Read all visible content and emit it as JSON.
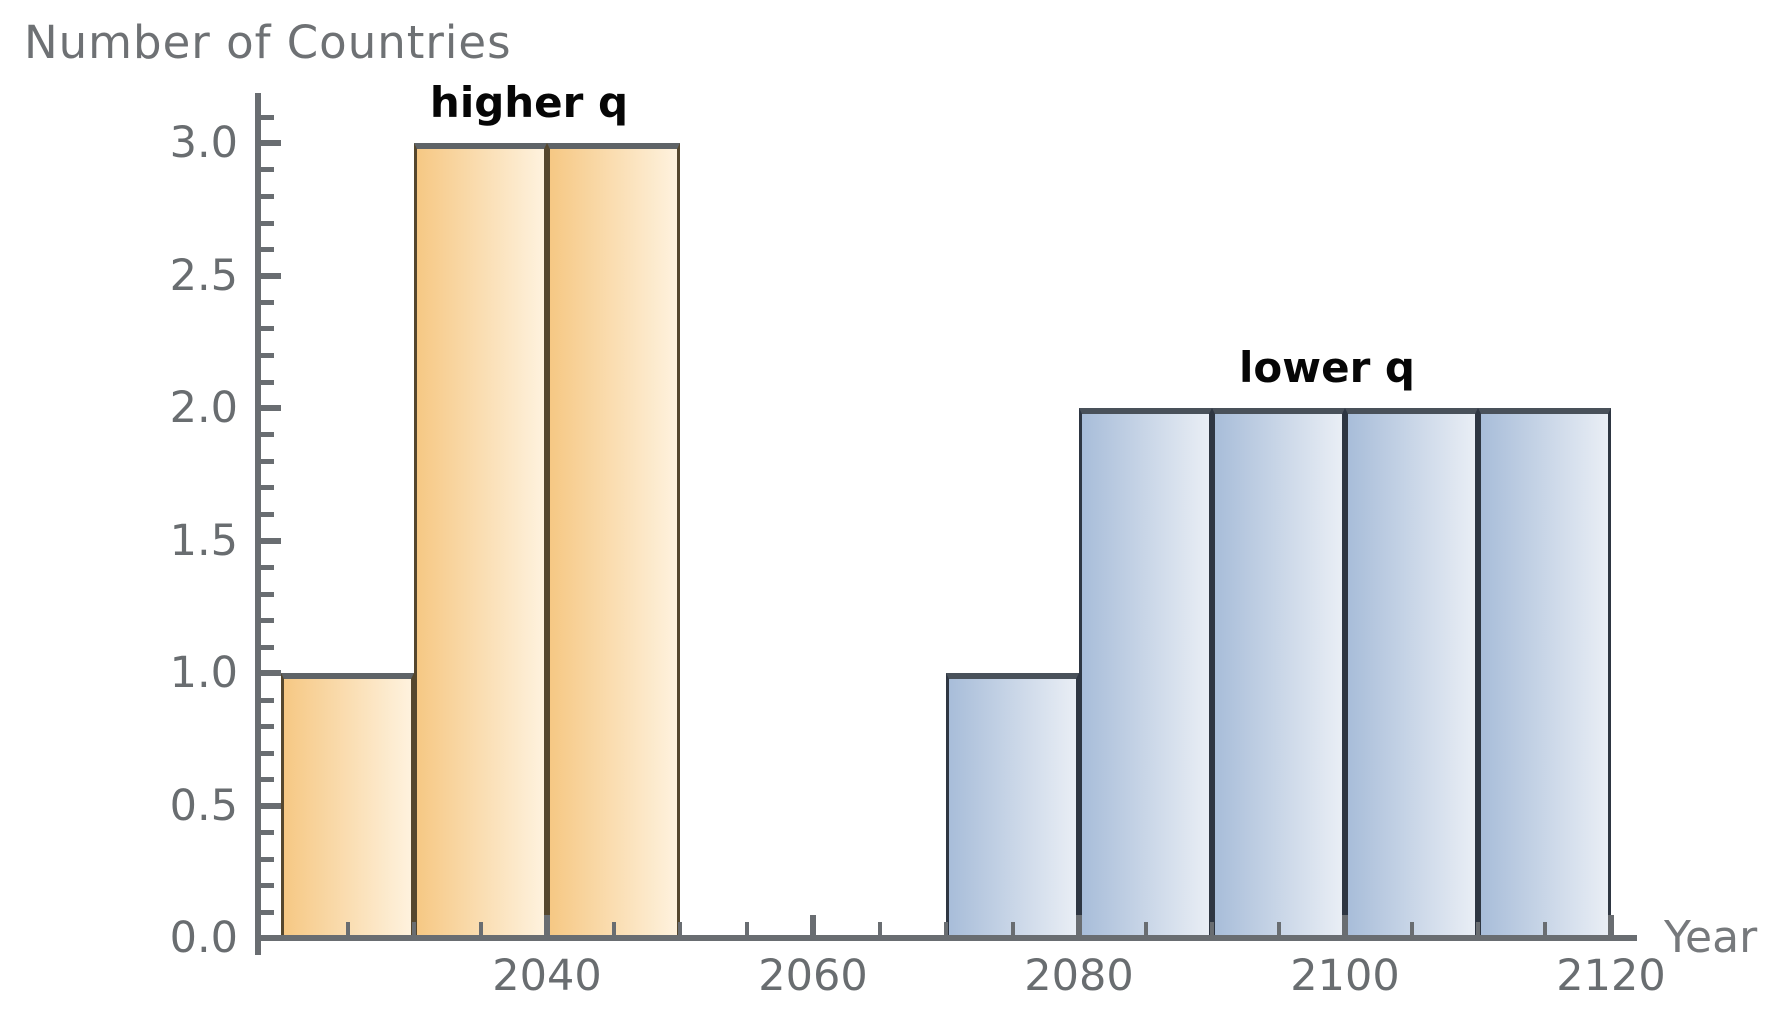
{
  "chart_data": {
    "type": "bar",
    "subtype": "histogram",
    "title": "Number of Countries",
    "ylabel": "Number of Countries",
    "xlabel": "Year",
    "x_ticks": [
      {
        "value": 2040,
        "label": "2040"
      },
      {
        "value": 2060,
        "label": "2060"
      },
      {
        "value": 2080,
        "label": "2080"
      },
      {
        "value": 2100,
        "label": "2100"
      },
      {
        "value": 2120,
        "label": "2120"
      }
    ],
    "x_minor_range": [
      2025,
      2115
    ],
    "x_minor_step": 5,
    "y_ticks": [
      {
        "value": 0.0,
        "label": "0.0"
      },
      {
        "value": 0.5,
        "label": "0.5"
      },
      {
        "value": 1.0,
        "label": "1.0"
      },
      {
        "value": 1.5,
        "label": "1.5"
      },
      {
        "value": 2.0,
        "label": "2.0"
      },
      {
        "value": 2.5,
        "label": "2.5"
      },
      {
        "value": 3.0,
        "label": "3.0"
      }
    ],
    "y_minor_step": 0.1,
    "y_minor_max": 3.1,
    "xlim": [
      2018,
      2122
    ],
    "ylim": [
      0,
      3.2
    ],
    "grid": false,
    "bin_width": 10,
    "series": [
      {
        "name": "higher q",
        "label": {
          "text": "higher q",
          "center_year": 2040,
          "top_value": 3
        },
        "gradient": [
          "#f6c884",
          "#fef2de"
        ],
        "edge_color": "#55472e",
        "top_edge_color": "#5e6367",
        "bins": [
          {
            "start": 2020,
            "end": 2030,
            "count": 1
          },
          {
            "start": 2030,
            "end": 2040,
            "count": 3
          },
          {
            "start": 2040,
            "end": 2050,
            "count": 3
          }
        ]
      },
      {
        "name": "lower q",
        "label": {
          "text": "lower q",
          "center_year": 2100,
          "top_value": 2
        },
        "gradient": [
          "#a8bdd9",
          "#e9eef5"
        ],
        "edge_color": "#2e3642",
        "top_edge_color": "#49515a",
        "bins": [
          {
            "start": 2070,
            "end": 2080,
            "count": 1
          },
          {
            "start": 2080,
            "end": 2090,
            "count": 2
          },
          {
            "start": 2090,
            "end": 2100,
            "count": 2
          },
          {
            "start": 2100,
            "end": 2110,
            "count": 2
          },
          {
            "start": 2110,
            "end": 2120,
            "count": 2
          }
        ]
      }
    ],
    "colors": {
      "axis": "#696d71",
      "tick_label": "#696d70",
      "title_label": "#6e7174",
      "x_axis_word": "#76797c",
      "series_label_text": "#060606",
      "background": "#ffffff"
    }
  }
}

+ + +

Goal →
Each record must be quoted in full and exactly. Do not include the pictures.

Solution for this exercise →
Read all visible content and emit it as JSON.
{
  "chart_data": {
    "type": "bar",
    "subtype": "histogram",
    "title": "Number of Countries",
    "ylabel": "Number of Countries",
    "xlabel": "Year",
    "x_ticks": [
      {
        "value": 2040,
        "label": "2040"
      },
      {
        "value": 2060,
        "label": "2060"
      },
      {
        "value": 2080,
        "label": "2080"
      },
      {
        "value": 2100,
        "label": "2100"
      },
      {
        "value": 2120,
        "label": "2120"
      }
    ],
    "x_minor_range": [
      2025,
      2115
    ],
    "x_minor_step": 5,
    "y_ticks": [
      {
        "value": 0.0,
        "label": "0.0"
      },
      {
        "value": 0.5,
        "label": "0.5"
      },
      {
        "value": 1.0,
        "label": "1.0"
      },
      {
        "value": 1.5,
        "label": "1.5"
      },
      {
        "value": 2.0,
        "label": "2.0"
      },
      {
        "value": 2.5,
        "label": "2.5"
      },
      {
        "value": 3.0,
        "label": "3.0"
      }
    ],
    "y_minor_step": 0.1,
    "y_minor_max": 3.1,
    "xlim": [
      2018,
      2122
    ],
    "ylim": [
      0,
      3.2
    ],
    "grid": false,
    "bin_width": 10,
    "series": [
      {
        "name": "higher q",
        "label": {
          "text": "higher q",
          "center_year": 2040,
          "top_value": 3
        },
        "gradient": [
          "#f6c884",
          "#fef2de"
        ],
        "edge_color": "#55472e",
        "top_edge_color": "#5e6367",
        "bins": [
          {
            "start": 2020,
            "end": 2030,
            "count": 1
          },
          {
            "start": 2030,
            "end": 2040,
            "count": 3
          },
          {
            "start": 2040,
            "end": 2050,
            "count": 3
          }
        ]
      },
      {
        "name": "lower q",
        "label": {
          "text": "lower q",
          "center_year": 2100,
          "top_value": 2
        },
        "gradient": [
          "#a8bdd9",
          "#e9eef5"
        ],
        "edge_color": "#2e3642",
        "top_edge_color": "#49515a",
        "bins": [
          {
            "start": 2070,
            "end": 2080,
            "count": 1
          },
          {
            "start": 2080,
            "end": 2090,
            "count": 2
          },
          {
            "start": 2090,
            "end": 2100,
            "count": 2
          },
          {
            "start": 2100,
            "end": 2110,
            "count": 2
          },
          {
            "start": 2110,
            "end": 2120,
            "count": 2
          }
        ]
      }
    ],
    "colors": {
      "axis": "#696d71",
      "tick_label": "#696d70",
      "title_label": "#6e7174",
      "x_axis_word": "#76797c",
      "series_label_text": "#060606",
      "background": "#ffffff"
    }
  }
}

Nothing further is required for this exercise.